- Written exercise:
Copy the records that follow exactly as written, but not their pictures.

- Stored records:

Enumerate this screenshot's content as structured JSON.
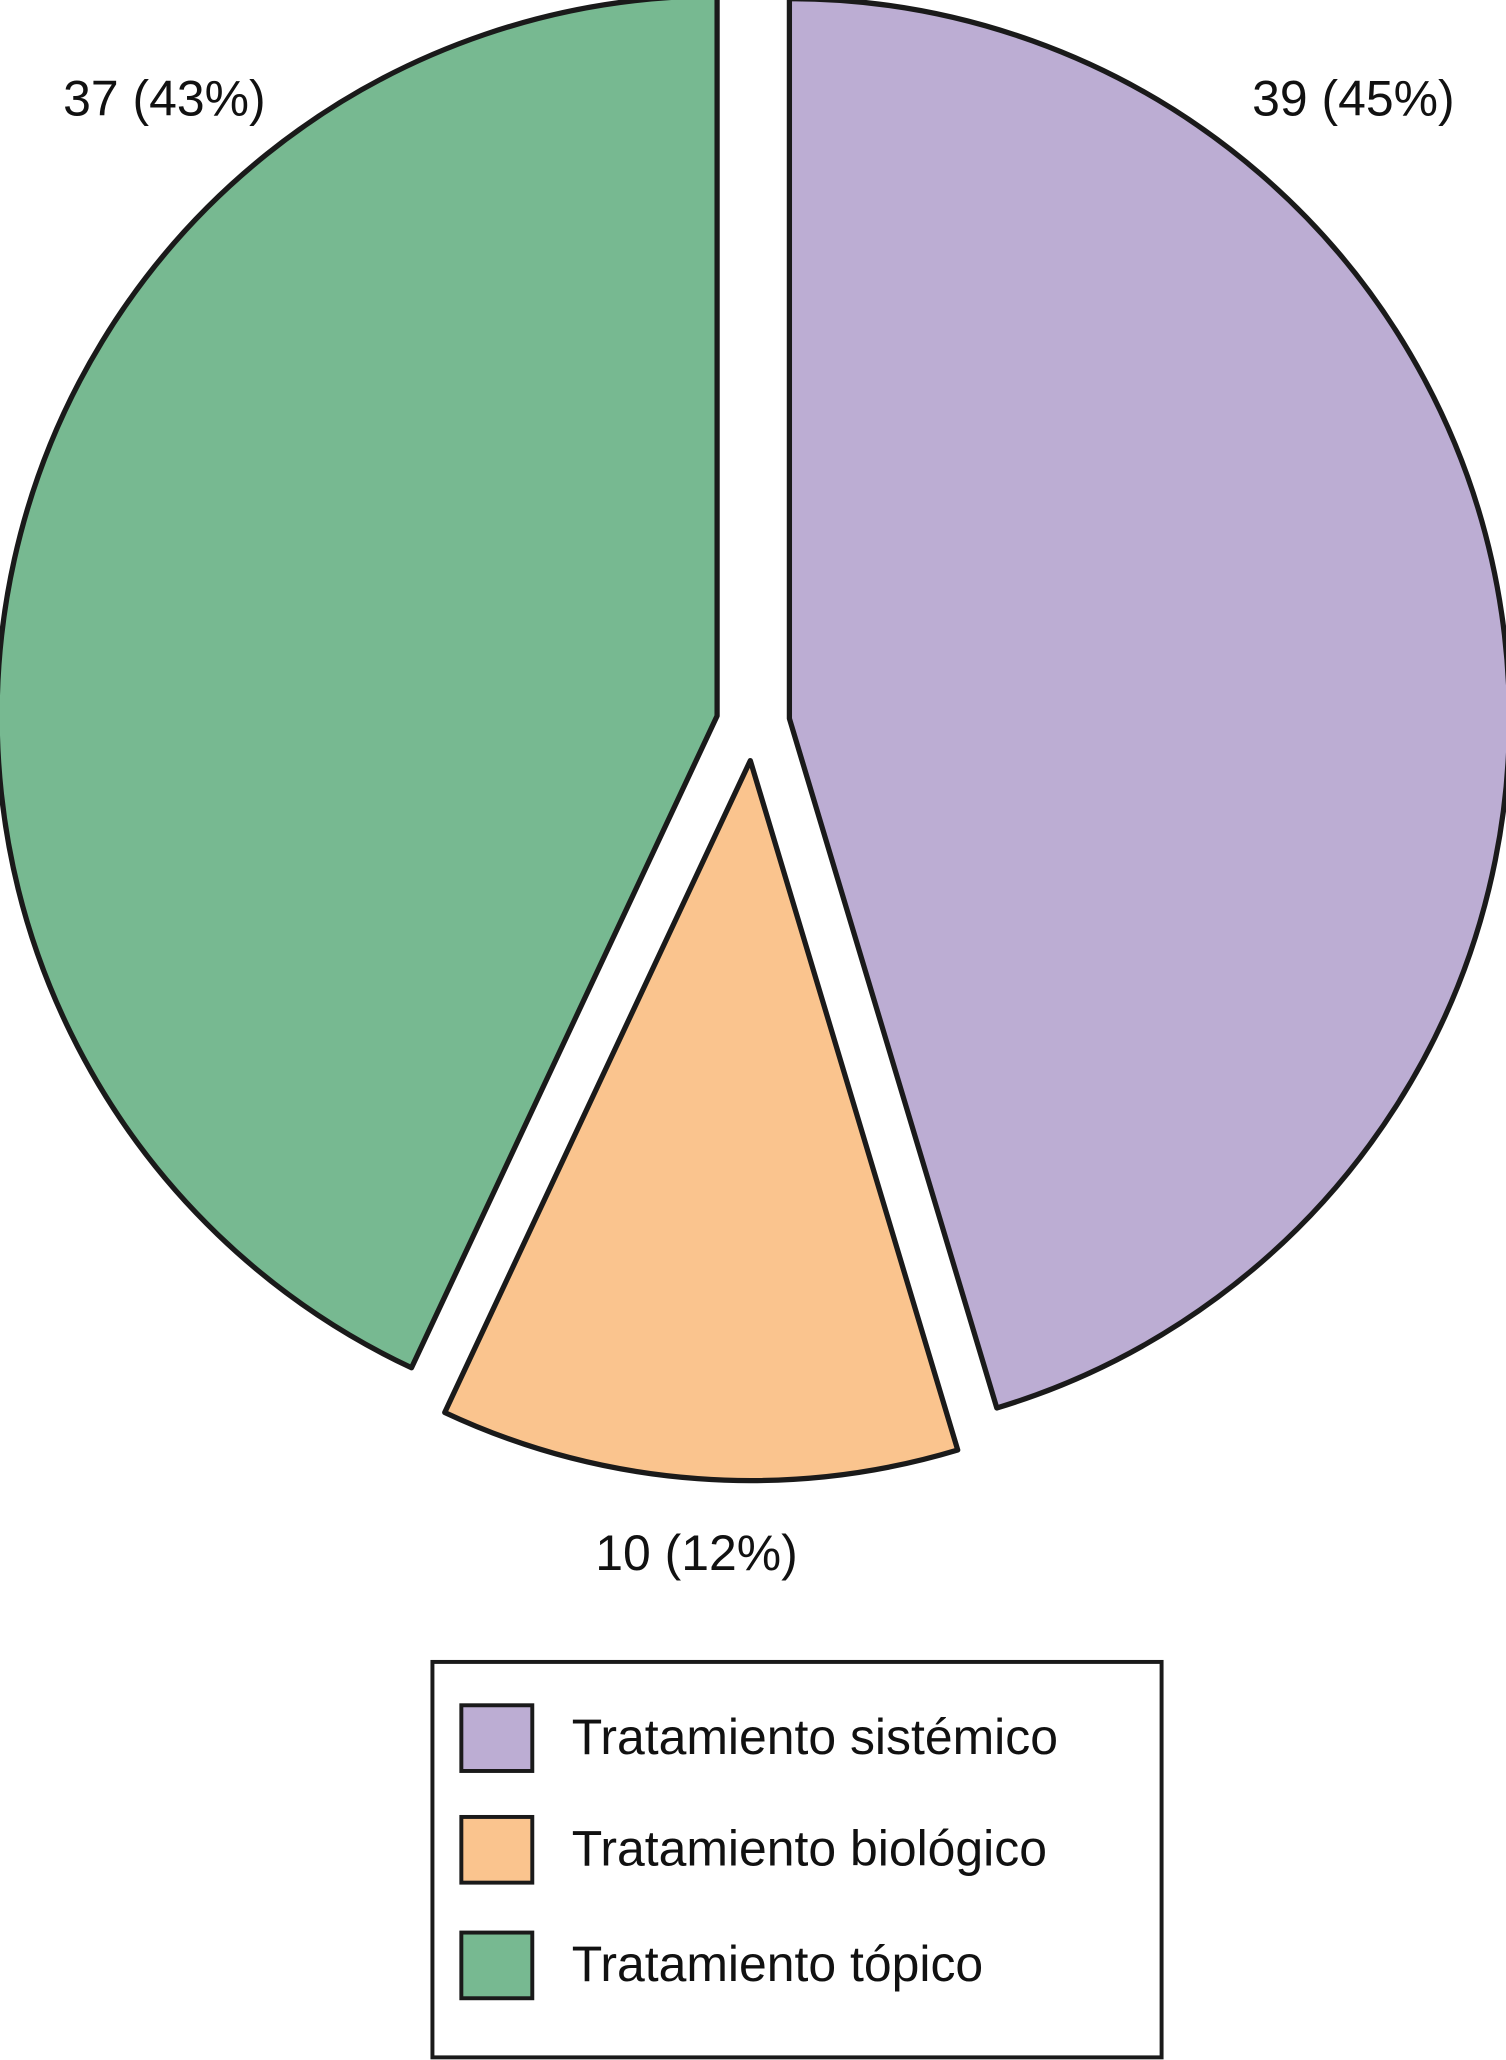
{
  "chart_data": {
    "type": "pie",
    "categories": [
      "Tratamiento sistémico",
      "Tratamiento biológico",
      "Tratamiento tópico"
    ],
    "values": [
      39,
      10,
      37
    ],
    "value_labels": [
      "39 (45%)",
      "10 (12%)",
      "37 (43%)"
    ],
    "colors": [
      "#bcadd3",
      "#fac48e",
      "#77b991"
    ]
  }
}
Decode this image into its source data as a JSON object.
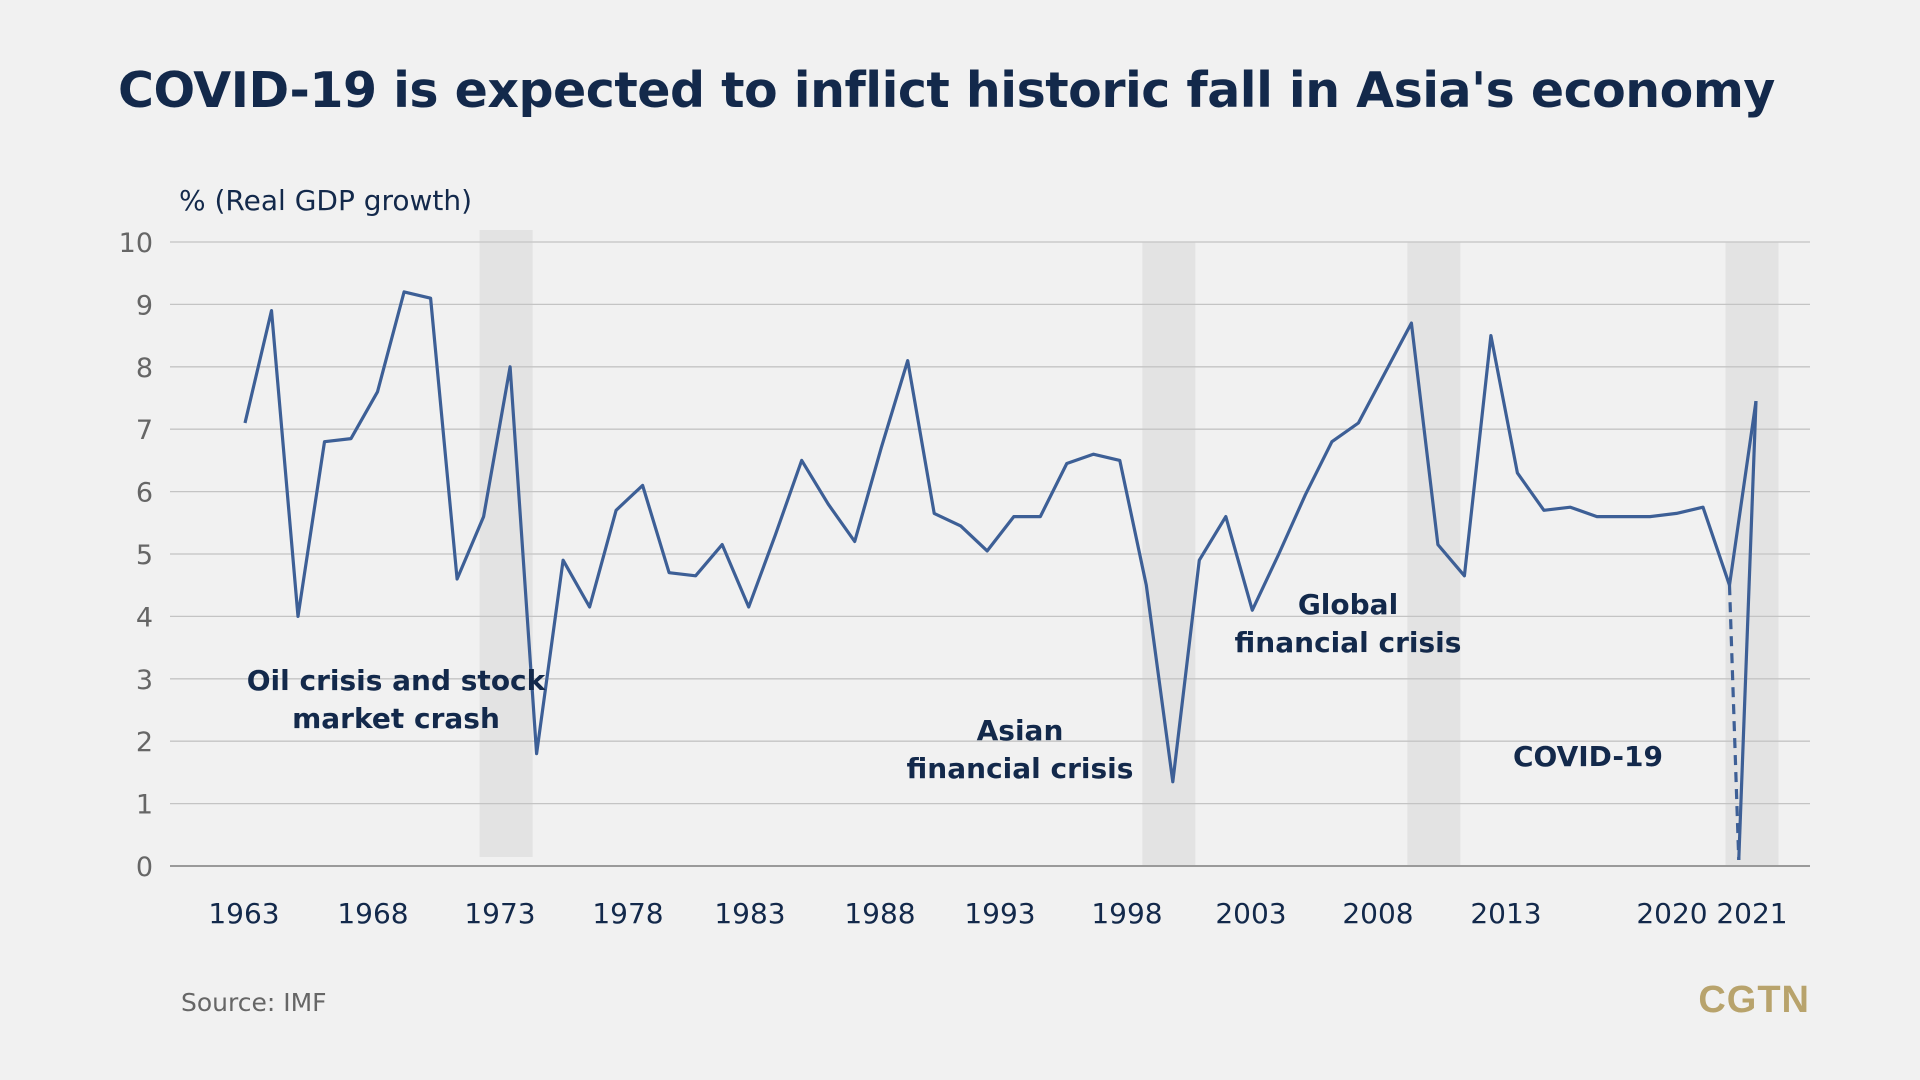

- The reply:
Enumerate this screenshot's content as structured JSON.
{
  "chart_data": {
    "type": "pie",
    "categories": [
      "Tratamiento sistémico",
      "Tratamiento biológico",
      "Tratamiento tópico"
    ],
    "values": [
      39,
      10,
      37
    ],
    "value_labels": [
      "39 (45%)",
      "10 (12%)",
      "37 (43%)"
    ],
    "colors": [
      "#bcadd3",
      "#fac48e",
      "#77b991"
    ]
  }
}
Decode this image into its source data as a JSON object.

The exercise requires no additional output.